INFORMATION Block Start

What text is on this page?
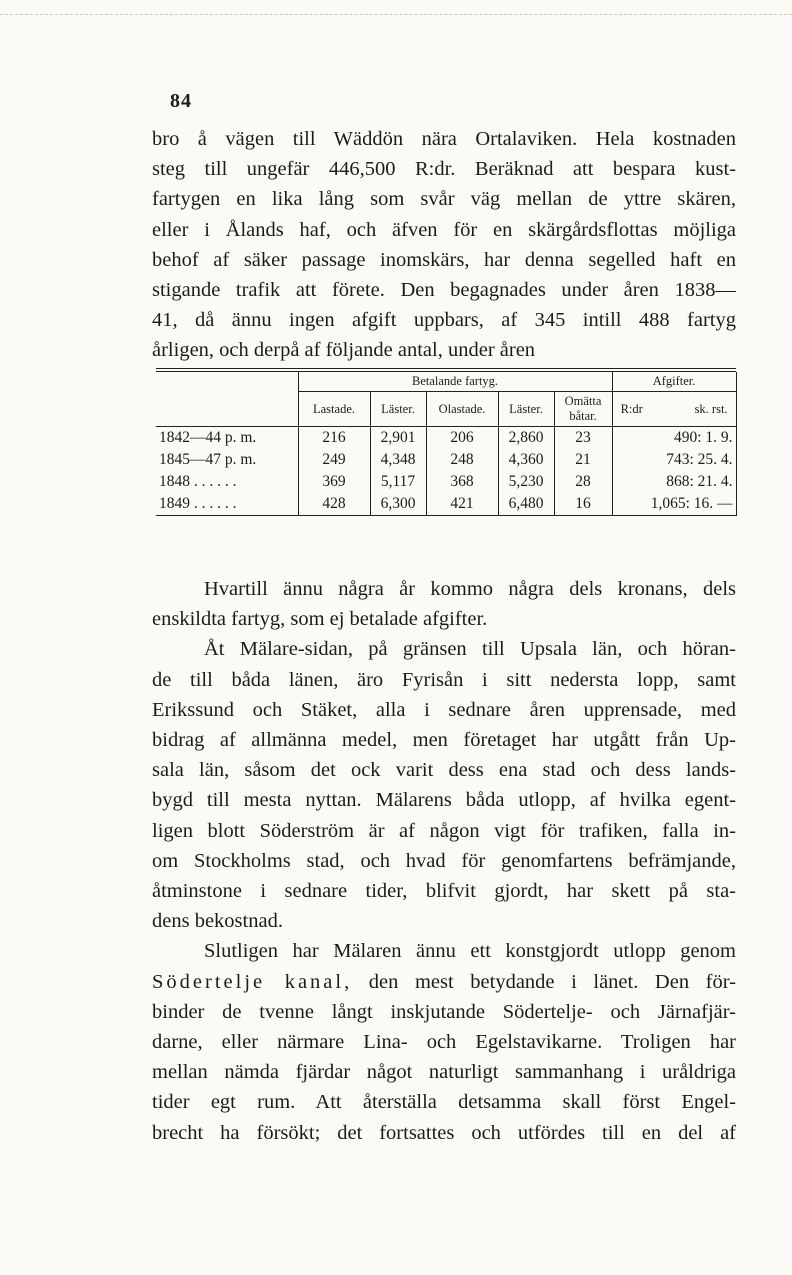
84
bro å vägen till Wäddön nära Ortalaviken. Hela kostnaden
steg till ungefär 446,500 R:dr. Beräknad att bespara kust-
fartygen en lika lång som svår väg mellan de yttre skären,
eller i Ålands haf, och äfven för en skärgårdsflottas möjliga
behof af säker passage inomskärs, har denna segelled haft en
stigande trafik att förete. Den begagnades under åren 1838—
41, då ännu ingen afgift uppbars, af 345 intill 488 fartyg
årligen, och derpå af följande antal, under åren
	Betalande fartyg.					Afgifter.
	Lastade.	Läster.	Olastade.	Läster.	Omätta båtar.	R:dr sk. rst.

1842—44 p. m.	216	2,901	206	2,860	23	490: 1. 9.
1845—47 p. m.	249	4,348	248	4,360	21	743: 25. 4.
1848 . . . . . .	369	5,117	368	5,230	28	868: 21. 4.
1849 . . . . . .	428	6,300	421	6,480	16	1,065: 16. —
Hvartill ännu några år kommo några dels kronans, dels
enskildta fartyg, som ej betalade afgifter.
Åt Mälare-sidan, på gränsen till Upsala län, och höran-
de till båda länen, äro Fyrisån i sitt nedersta lopp, samt
Erikssund och Stäket, alla i sednare åren upprensade, med
bidrag af allmänna medel, men företaget har utgått från Up-
sala län, såsom det ock varit dess ena stad och dess lands-
bygd till mesta nyttan. Mälarens båda utlopp, af hvilka egent-
ligen blott Söderström är af någon vigt för trafiken, falla in-
om Stockholms stad, och hvad för genomfartens befrämjande,
åtminstone i sednare tider, blifvit gjordt, har skett på sta-
dens bekostnad.
Slutligen har Mälaren ännu ett konstgjordt utlopp genom
Södertelje kanal, den mest betydande i länet. Den för-
binder de tvenne långt inskjutande Södertelje- och Järnafjär-
darne, eller närmare Lina- och Egelstavikarne. Troligen har
mellan nämda fjärdar något naturligt sammanhang i uråldriga
tider egt rum. Att återställa detsamma skall först Engel-
brecht ha försökt; det fortsattes och utfördes till en del af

INFORMATION Block End

## EXERCISE BRIEF
What is needed is every record above printed exactly, with no pictures.

## RESULT OF THIS TASK
What text is on this page?
84
bro å vägen till Wäddön nära Ortalaviken. Hela kostnaden
steg till ungefär 446,500 R:dr. Beräknad att bespara kust-
fartygen en lika lång som svår väg mellan de yttre skären,
eller i Ålands haf, och äfven för en skärgårdsflottas möjliga
behof af säker passage inomskärs, har denna segelled haft en
stigande trafik att förete. Den begagnades under åren 1838—
41, då ännu ingen afgift uppbars, af 345 intill 488 fartyg
årligen, och derpå af följande antal, under åren
	Betalande fartyg.					Afgifter.
	Lastade.	Läster.	Olastade.	Läster.	Omätta båtar.	R:dr sk. rst.

1842—44 p. m.	216	2,901	206	2,860	23	490: 1. 9.
1845—47 p. m.	249	4,348	248	4,360	21	743: 25. 4.
1848 . . . . . .	369	5,117	368	5,230	28	868: 21. 4.
1849 . . . . . .	428	6,300	421	6,480	16	1,065: 16. —
Hvartill ännu några år kommo några dels kronans, dels
enskildta fartyg, som ej betalade afgifter.
Åt Mälare-sidan, på gränsen till Upsala län, och höran-
de till båda länen, äro Fyrisån i sitt nedersta lopp, samt
Erikssund och Stäket, alla i sednare åren upprensade, med
bidrag af allmänna medel, men företaget har utgått från Up-
sala län, såsom det ock varit dess ena stad och dess lands-
bygd till mesta nyttan. Mälarens båda utlopp, af hvilka egent-
ligen blott Söderström är af någon vigt för trafiken, falla in-
om Stockholms stad, och hvad för genomfartens befrämjande,
åtminstone i sednare tider, blifvit gjordt, har skett på sta-
dens bekostnad.
Slutligen har Mälaren ännu ett konstgjordt utlopp genom
Södertelje kanal, den mest betydande i länet. Den för-
binder de tvenne långt inskjutande Södertelje- och Järnafjär-
darne, eller närmare Lina- och Egelstavikarne. Troligen har
mellan nämda fjärdar något naturligt sammanhang i uråldriga
tider egt rum. Att återställa detsamma skall först Engel-
brecht ha försökt; det fortsattes och utfördes till en del af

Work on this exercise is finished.